Repeat each entry as written and leave the images out of the copy.
* Begin Listed records *
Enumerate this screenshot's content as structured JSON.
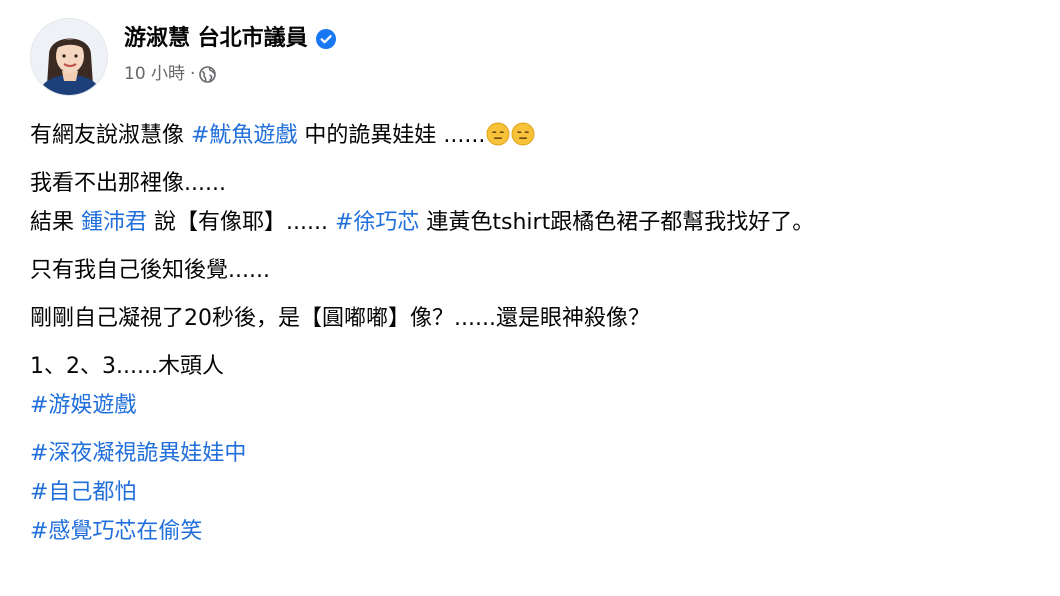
{
  "author": {
    "name": "游淑慧 台北市議員",
    "time": "10 小時",
    "separator": "·"
  },
  "post": {
    "line1": {
      "before": "有網友說淑慧像 ",
      "tag": "#魷魚遊戲",
      "after": "  中的詭異娃娃 ......"
    },
    "line2": "我看不出那裡像......",
    "line3": {
      "before": "結果 ",
      "mention1": "鍾沛君",
      "middle": "  說【有像耶】...... ",
      "mention2": "#徐巧芯",
      "after": " 連黃色tshirt跟橘色裙子都幫我找好了。"
    },
    "line4": "只有我自己後知後覺......",
    "line5": "剛剛自己凝視了20秒後，是【圓嘟嘟】像？......還是眼神殺像？",
    "line6": "1、2、3......木頭人",
    "tag1": "#游娛遊戲",
    "tag2": "#深夜凝視詭異娃娃中",
    "tag3": "#自己都怕",
    "tag4": "#感覺巧芯在偷笑"
  },
  "icons": {
    "verified": "verified-badge-icon",
    "privacy": "globe-icon",
    "emoji": "expressionless-face-emoji"
  },
  "colors": {
    "link": "#216fdb",
    "verified": "#1877f2",
    "secondary": "#65676b"
  }
}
* End Listed records *
Exercise output:
Enumerate this screenshot's content as structured JSON.
{
  "author": {
    "name": "游淑慧 台北市議員",
    "time": "10 小時",
    "separator": "·"
  },
  "post": {
    "line1": {
      "before": "有網友說淑慧像 ",
      "tag": "#魷魚遊戲",
      "after": "  中的詭異娃娃 ......"
    },
    "line2": "我看不出那裡像......",
    "line3": {
      "before": "結果 ",
      "mention1": "鍾沛君",
      "middle": "  說【有像耶】...... ",
      "mention2": "#徐巧芯",
      "after": " 連黃色tshirt跟橘色裙子都幫我找好了。"
    },
    "line4": "只有我自己後知後覺......",
    "line5": "剛剛自己凝視了20秒後，是【圓嘟嘟】像？......還是眼神殺像？",
    "line6": "1、2、3......木頭人",
    "tag1": "#游娛遊戲",
    "tag2": "#深夜凝視詭異娃娃中",
    "tag3": "#自己都怕",
    "tag4": "#感覺巧芯在偷笑"
  },
  "icons": {
    "verified": "verified-badge-icon",
    "privacy": "globe-icon",
    "emoji": "expressionless-face-emoji"
  },
  "colors": {
    "link": "#216fdb",
    "verified": "#1877f2",
    "secondary": "#65676b"
  }
}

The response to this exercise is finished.